**Goal of the exercise**
Will you transcribe all the entries word for word, skipping the pictures they hold?

**Given information**

-.-.-

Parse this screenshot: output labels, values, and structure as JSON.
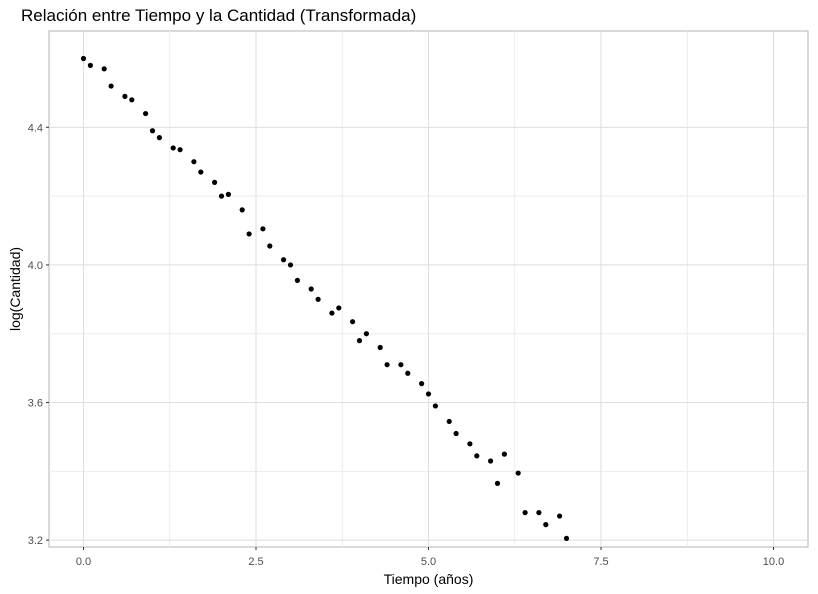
{
  "chart_data": {
    "type": "scatter",
    "title": "Relación entre Tiempo y la Cantidad (Transformada)",
    "xlabel": "Tiempo (años)",
    "ylabel": "log(Cantidad)",
    "xlim": [
      -0.5,
      10.5
    ],
    "ylim": [
      3.18,
      4.68
    ],
    "x_ticks": [
      0.0,
      2.5,
      5.0,
      7.5,
      10.0
    ],
    "x_tick_labels": [
      "0.0",
      "2.5",
      "5.0",
      "7.5",
      "10.0"
    ],
    "y_ticks": [
      3.2,
      3.6,
      4.0,
      4.4
    ],
    "y_tick_labels": [
      "3.2",
      "3.6",
      "4.0",
      "4.4"
    ],
    "grid": true,
    "series": [
      {
        "color": "#000000",
        "x": [
          0.0,
          0.1,
          0.3,
          0.4,
          0.6,
          0.7,
          0.9,
          1.0,
          1.1,
          1.3,
          1.4,
          1.6,
          1.7,
          1.9,
          2.0,
          2.1,
          2.3,
          2.4,
          2.6,
          2.7,
          2.9,
          3.0,
          3.1,
          3.3,
          3.4,
          3.6,
          3.7,
          3.9,
          4.0,
          4.1,
          4.3,
          4.4,
          4.6,
          4.7,
          4.9,
          5.0,
          5.1,
          5.3,
          5.4,
          5.6,
          5.7,
          5.9,
          6.0,
          6.1,
          6.3,
          6.4,
          6.6,
          6.7,
          6.9,
          7.0
        ],
        "y": [
          4.6,
          4.58,
          4.57,
          4.52,
          4.49,
          4.48,
          4.44,
          4.39,
          4.37,
          4.34,
          4.335,
          4.3,
          4.27,
          4.24,
          4.2,
          4.205,
          4.16,
          4.09,
          4.105,
          4.055,
          4.015,
          4.0,
          3.955,
          3.93,
          3.9,
          3.86,
          3.875,
          3.835,
          3.78,
          3.8,
          3.76,
          3.71,
          3.71,
          3.685,
          3.655,
          3.625,
          3.59,
          3.545,
          3.51,
          3.48,
          3.445,
          3.43,
          3.365,
          3.45,
          3.395,
          3.28,
          3.28,
          3.245,
          3.27,
          3.205
        ]
      }
    ]
  }
}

-.-.-

**Final answer**
Parse this screenshot: output labels, values, and structure as JSON.
{
  "chart_data": {
    "type": "scatter",
    "title": "Relación entre Tiempo y la Cantidad (Transformada)",
    "xlabel": "Tiempo (años)",
    "ylabel": "log(Cantidad)",
    "xlim": [
      -0.5,
      10.5
    ],
    "ylim": [
      3.18,
      4.68
    ],
    "x_ticks": [
      0.0,
      2.5,
      5.0,
      7.5,
      10.0
    ],
    "x_tick_labels": [
      "0.0",
      "2.5",
      "5.0",
      "7.5",
      "10.0"
    ],
    "y_ticks": [
      3.2,
      3.6,
      4.0,
      4.4
    ],
    "y_tick_labels": [
      "3.2",
      "3.6",
      "4.0",
      "4.4"
    ],
    "grid": true,
    "series": [
      {
        "color": "#000000",
        "x": [
          0.0,
          0.1,
          0.3,
          0.4,
          0.6,
          0.7,
          0.9,
          1.0,
          1.1,
          1.3,
          1.4,
          1.6,
          1.7,
          1.9,
          2.0,
          2.1,
          2.3,
          2.4,
          2.6,
          2.7,
          2.9,
          3.0,
          3.1,
          3.3,
          3.4,
          3.6,
          3.7,
          3.9,
          4.0,
          4.1,
          4.3,
          4.4,
          4.6,
          4.7,
          4.9,
          5.0,
          5.1,
          5.3,
          5.4,
          5.6,
          5.7,
          5.9,
          6.0,
          6.1,
          6.3,
          6.4,
          6.6,
          6.7,
          6.9,
          7.0
        ],
        "y": [
          4.6,
          4.58,
          4.57,
          4.52,
          4.49,
          4.48,
          4.44,
          4.39,
          4.37,
          4.34,
          4.335,
          4.3,
          4.27,
          4.24,
          4.2,
          4.205,
          4.16,
          4.09,
          4.105,
          4.055,
          4.015,
          4.0,
          3.955,
          3.93,
          3.9,
          3.86,
          3.875,
          3.835,
          3.78,
          3.8,
          3.76,
          3.71,
          3.71,
          3.685,
          3.655,
          3.625,
          3.59,
          3.545,
          3.51,
          3.48,
          3.445,
          3.43,
          3.365,
          3.45,
          3.395,
          3.28,
          3.28,
          3.245,
          3.27,
          3.205
        ]
      }
    ]
  }
}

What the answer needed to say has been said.